— BEGIN —

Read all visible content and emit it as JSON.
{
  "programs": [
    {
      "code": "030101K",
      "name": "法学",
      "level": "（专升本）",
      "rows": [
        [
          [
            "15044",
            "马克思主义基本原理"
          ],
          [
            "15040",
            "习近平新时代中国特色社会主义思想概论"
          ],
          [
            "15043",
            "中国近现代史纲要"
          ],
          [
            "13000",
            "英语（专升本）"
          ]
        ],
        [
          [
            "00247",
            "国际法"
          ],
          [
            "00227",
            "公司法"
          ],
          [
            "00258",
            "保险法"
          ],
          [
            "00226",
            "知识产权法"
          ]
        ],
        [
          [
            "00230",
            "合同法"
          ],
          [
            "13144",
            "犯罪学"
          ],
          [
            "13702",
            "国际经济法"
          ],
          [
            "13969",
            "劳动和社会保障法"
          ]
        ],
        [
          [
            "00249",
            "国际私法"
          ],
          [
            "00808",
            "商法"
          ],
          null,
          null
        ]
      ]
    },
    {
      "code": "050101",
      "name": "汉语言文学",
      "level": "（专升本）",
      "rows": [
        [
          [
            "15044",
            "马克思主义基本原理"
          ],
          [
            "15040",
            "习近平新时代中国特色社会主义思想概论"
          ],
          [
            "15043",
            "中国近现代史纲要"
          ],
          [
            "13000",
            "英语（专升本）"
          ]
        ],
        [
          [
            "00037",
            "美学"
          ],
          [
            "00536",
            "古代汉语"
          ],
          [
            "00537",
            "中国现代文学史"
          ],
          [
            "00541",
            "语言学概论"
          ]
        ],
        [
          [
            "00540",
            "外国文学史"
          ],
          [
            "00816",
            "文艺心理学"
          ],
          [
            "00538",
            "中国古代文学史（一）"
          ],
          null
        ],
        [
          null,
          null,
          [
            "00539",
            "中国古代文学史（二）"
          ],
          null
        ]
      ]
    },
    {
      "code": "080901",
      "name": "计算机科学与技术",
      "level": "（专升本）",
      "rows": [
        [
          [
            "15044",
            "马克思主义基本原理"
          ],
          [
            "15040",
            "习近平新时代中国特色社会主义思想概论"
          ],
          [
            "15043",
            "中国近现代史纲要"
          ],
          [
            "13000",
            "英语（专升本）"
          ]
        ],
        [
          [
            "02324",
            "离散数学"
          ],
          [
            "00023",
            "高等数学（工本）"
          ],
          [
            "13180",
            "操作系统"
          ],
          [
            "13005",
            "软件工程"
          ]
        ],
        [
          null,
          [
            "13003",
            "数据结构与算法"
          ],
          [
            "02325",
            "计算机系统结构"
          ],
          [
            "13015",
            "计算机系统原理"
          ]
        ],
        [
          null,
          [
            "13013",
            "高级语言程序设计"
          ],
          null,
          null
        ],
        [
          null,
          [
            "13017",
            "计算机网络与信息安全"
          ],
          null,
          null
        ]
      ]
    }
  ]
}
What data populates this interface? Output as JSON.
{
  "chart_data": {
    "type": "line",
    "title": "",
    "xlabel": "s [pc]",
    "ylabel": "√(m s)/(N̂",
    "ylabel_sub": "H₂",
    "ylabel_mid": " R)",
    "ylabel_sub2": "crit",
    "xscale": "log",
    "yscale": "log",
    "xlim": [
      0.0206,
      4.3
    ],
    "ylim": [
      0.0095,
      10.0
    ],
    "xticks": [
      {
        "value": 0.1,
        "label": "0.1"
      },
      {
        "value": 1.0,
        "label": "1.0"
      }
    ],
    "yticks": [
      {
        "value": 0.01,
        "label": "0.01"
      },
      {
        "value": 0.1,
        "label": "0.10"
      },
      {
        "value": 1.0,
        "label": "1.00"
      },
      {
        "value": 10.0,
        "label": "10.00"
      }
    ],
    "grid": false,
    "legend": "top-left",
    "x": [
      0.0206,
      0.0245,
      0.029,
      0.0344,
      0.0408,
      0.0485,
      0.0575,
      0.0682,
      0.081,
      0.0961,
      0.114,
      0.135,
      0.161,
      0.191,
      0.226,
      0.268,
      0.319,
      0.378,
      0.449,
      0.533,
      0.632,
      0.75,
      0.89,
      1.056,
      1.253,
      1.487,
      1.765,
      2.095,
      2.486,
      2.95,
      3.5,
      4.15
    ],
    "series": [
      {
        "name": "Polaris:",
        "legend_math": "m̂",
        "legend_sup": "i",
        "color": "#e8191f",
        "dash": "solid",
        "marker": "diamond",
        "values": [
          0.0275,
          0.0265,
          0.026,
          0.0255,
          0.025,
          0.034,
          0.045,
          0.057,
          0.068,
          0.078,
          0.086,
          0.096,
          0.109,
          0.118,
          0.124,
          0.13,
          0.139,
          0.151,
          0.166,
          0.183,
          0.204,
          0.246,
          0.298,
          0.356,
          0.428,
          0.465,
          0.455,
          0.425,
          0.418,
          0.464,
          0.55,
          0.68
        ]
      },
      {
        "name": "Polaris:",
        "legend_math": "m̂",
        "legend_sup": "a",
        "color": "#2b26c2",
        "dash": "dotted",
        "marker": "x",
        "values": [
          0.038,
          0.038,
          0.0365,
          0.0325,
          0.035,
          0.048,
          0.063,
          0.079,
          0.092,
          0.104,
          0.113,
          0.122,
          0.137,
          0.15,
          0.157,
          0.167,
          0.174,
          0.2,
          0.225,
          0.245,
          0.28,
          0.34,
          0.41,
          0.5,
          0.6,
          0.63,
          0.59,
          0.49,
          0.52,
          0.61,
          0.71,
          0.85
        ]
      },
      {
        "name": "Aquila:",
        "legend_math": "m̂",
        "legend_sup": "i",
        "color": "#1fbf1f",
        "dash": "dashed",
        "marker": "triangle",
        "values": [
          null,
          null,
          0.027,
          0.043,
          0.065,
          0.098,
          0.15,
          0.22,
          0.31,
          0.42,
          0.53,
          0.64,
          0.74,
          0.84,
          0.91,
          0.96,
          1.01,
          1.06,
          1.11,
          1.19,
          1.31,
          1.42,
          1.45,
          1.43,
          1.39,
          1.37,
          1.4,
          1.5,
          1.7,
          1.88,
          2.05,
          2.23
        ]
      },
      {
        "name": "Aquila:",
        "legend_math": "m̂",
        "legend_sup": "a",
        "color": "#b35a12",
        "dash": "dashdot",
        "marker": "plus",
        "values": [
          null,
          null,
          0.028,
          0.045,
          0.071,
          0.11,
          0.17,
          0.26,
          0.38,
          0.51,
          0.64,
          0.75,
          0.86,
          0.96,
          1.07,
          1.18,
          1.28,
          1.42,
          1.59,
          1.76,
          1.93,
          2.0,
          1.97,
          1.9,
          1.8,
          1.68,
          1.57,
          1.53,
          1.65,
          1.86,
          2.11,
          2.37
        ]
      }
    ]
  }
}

— END —

Go back to the listing above and please repeat it exactly.

Read all visible content and emit it as JSON.
{
  "programs": [
    {
      "code": "030101K",
      "name": "法学",
      "level": "（专升本）",
      "rows": [
        [
          [
            "15044",
            "马克思主义基本原理"
          ],
          [
            "15040",
            "习近平新时代中国特色社会主义思想概论"
          ],
          [
            "15043",
            "中国近现代史纲要"
          ],
          [
            "13000",
            "英语（专升本）"
          ]
        ],
        [
          [
            "00247",
            "国际法"
          ],
          [
            "00227",
            "公司法"
          ],
          [
            "00258",
            "保险法"
          ],
          [
            "00226",
            "知识产权法"
          ]
        ],
        [
          [
            "00230",
            "合同法"
          ],
          [
            "13144",
            "犯罪学"
          ],
          [
            "13702",
            "国际经济法"
          ],
          [
            "13969",
            "劳动和社会保障法"
          ]
        ],
        [
          [
            "00249",
            "国际私法"
          ],
          [
            "00808",
            "商法"
          ],
          null,
          null
        ]
      ]
    },
    {
      "code": "050101",
      "name": "汉语言文学",
      "level": "（专升本）",
      "rows": [
        [
          [
            "15044",
            "马克思主义基本原理"
          ],
          [
            "15040",
            "习近平新时代中国特色社会主义思想概论"
          ],
          [
            "15043",
            "中国近现代史纲要"
          ],
          [
            "13000",
            "英语（专升本）"
          ]
        ],
        [
          [
            "00037",
            "美学"
          ],
          [
            "00536",
            "古代汉语"
          ],
          [
            "00537",
            "中国现代文学史"
          ],
          [
            "00541",
            "语言学概论"
          ]
        ],
        [
          [
            "00540",
            "外国文学史"
          ],
          [
            "00816",
            "文艺心理学"
          ],
          [
            "00538",
            "中国古代文学史（一）"
          ],
          null
        ],
        [
          null,
          null,
          [
            "00539",
            "中国古代文学史（二）"
          ],
          null
        ]
      ]
    },
    {
      "code": "080901",
      "name": "计算机科学与技术",
      "level": "（专升本）",
      "rows": [
        [
          [
            "15044",
            "马克思主义基本原理"
          ],
          [
            "15040",
            "习近平新时代中国特色社会主义思想概论"
          ],
          [
            "15043",
            "中国近现代史纲要"
          ],
          [
            "13000",
            "英语（专升本）"
          ]
        ],
        [
          [
            "02324",
            "离散数学"
          ],
          [
            "00023",
            "高等数学（工本）"
          ],
          [
            "13180",
            "操作系统"
          ],
          [
            "13005",
            "软件工程"
          ]
        ],
        [
          null,
          [
            "13003",
            "数据结构与算法"
          ],
          [
            "02325",
            "计算机系统结构"
          ],
          [
            "13015",
            "计算机系统原理"
          ]
        ],
        [
          null,
          [
            "13013",
            "高级语言程序设计"
          ],
          null,
          null
        ],
        [
          null,
          [
            "13017",
            "计算机网络与信息安全"
          ],
          null,
          null
        ]
      ]
    }
  ]
}
What data populates this interface? Output as JSON.
{
  "chart_data": {
    "type": "line",
    "title": "",
    "xlabel": "s [pc]",
    "ylabel": "√(m s)/(N̂",
    "ylabel_sub": "H₂",
    "ylabel_mid": " R)",
    "ylabel_sub2": "crit",
    "xscale": "log",
    "yscale": "log",
    "xlim": [
      0.0206,
      4.3
    ],
    "ylim": [
      0.0095,
      10.0
    ],
    "xticks": [
      {
        "value": 0.1,
        "label": "0.1"
      },
      {
        "value": 1.0,
        "label": "1.0"
      }
    ],
    "yticks": [
      {
        "value": 0.01,
        "label": "0.01"
      },
      {
        "value": 0.1,
        "label": "0.10"
      },
      {
        "value": 1.0,
        "label": "1.00"
      },
      {
        "value": 10.0,
        "label": "10.00"
      }
    ],
    "grid": false,
    "legend": "top-left",
    "x": [
      0.0206,
      0.0245,
      0.029,
      0.0344,
      0.0408,
      0.0485,
      0.0575,
      0.0682,
      0.081,
      0.0961,
      0.114,
      0.135,
      0.161,
      0.191,
      0.226,
      0.268,
      0.319,
      0.378,
      0.449,
      0.533,
      0.632,
      0.75,
      0.89,
      1.056,
      1.253,
      1.487,
      1.765,
      2.095,
      2.486,
      2.95,
      3.5,
      4.15
    ],
    "series": [
      {
        "name": "Polaris:",
        "legend_math": "m̂",
        "legend_sup": "i",
        "color": "#e8191f",
        "dash": "solid",
        "marker": "diamond",
        "values": [
          0.0275,
          0.0265,
          0.026,
          0.0255,
          0.025,
          0.034,
          0.045,
          0.057,
          0.068,
          0.078,
          0.086,
          0.096,
          0.109,
          0.118,
          0.124,
          0.13,
          0.139,
          0.151,
          0.166,
          0.183,
          0.204,
          0.246,
          0.298,
          0.356,
          0.428,
          0.465,
          0.455,
          0.425,
          0.418,
          0.464,
          0.55,
          0.68
        ]
      },
      {
        "name": "Polaris:",
        "legend_math": "m̂",
        "legend_sup": "a",
        "color": "#2b26c2",
        "dash": "dotted",
        "marker": "x",
        "values": [
          0.038,
          0.038,
          0.0365,
          0.0325,
          0.035,
          0.048,
          0.063,
          0.079,
          0.092,
          0.104,
          0.113,
          0.122,
          0.137,
          0.15,
          0.157,
          0.167,
          0.174,
          0.2,
          0.225,
          0.245,
          0.28,
          0.34,
          0.41,
          0.5,
          0.6,
          0.63,
          0.59,
          0.49,
          0.52,
          0.61,
          0.71,
          0.85
        ]
      },
      {
        "name": "Aquila:",
        "legend_math": "m̂",
        "legend_sup": "i",
        "color": "#1fbf1f",
        "dash": "dashed",
        "marker": "triangle",
        "values": [
          null,
          null,
          0.027,
          0.043,
          0.065,
          0.098,
          0.15,
          0.22,
          0.31,
          0.42,
          0.53,
          0.64,
          0.74,
          0.84,
          0.91,
          0.96,
          1.01,
          1.06,
          1.11,
          1.19,
          1.31,
          1.42,
          1.45,
          1.43,
          1.39,
          1.37,
          1.4,
          1.5,
          1.7,
          1.88,
          2.05,
          2.23
        ]
      },
      {
        "name": "Aquila:",
        "legend_math": "m̂",
        "legend_sup": "a",
        "color": "#b35a12",
        "dash": "dashdot",
        "marker": "plus",
        "values": [
          null,
          null,
          0.028,
          0.045,
          0.071,
          0.11,
          0.17,
          0.26,
          0.38,
          0.51,
          0.64,
          0.75,
          0.86,
          0.96,
          1.07,
          1.18,
          1.28,
          1.42,
          1.59,
          1.76,
          1.93,
          2.0,
          1.97,
          1.9,
          1.8,
          1.68,
          1.57,
          1.53,
          1.65,
          1.86,
          2.11,
          2.37
        ]
      }
    ]
  }
}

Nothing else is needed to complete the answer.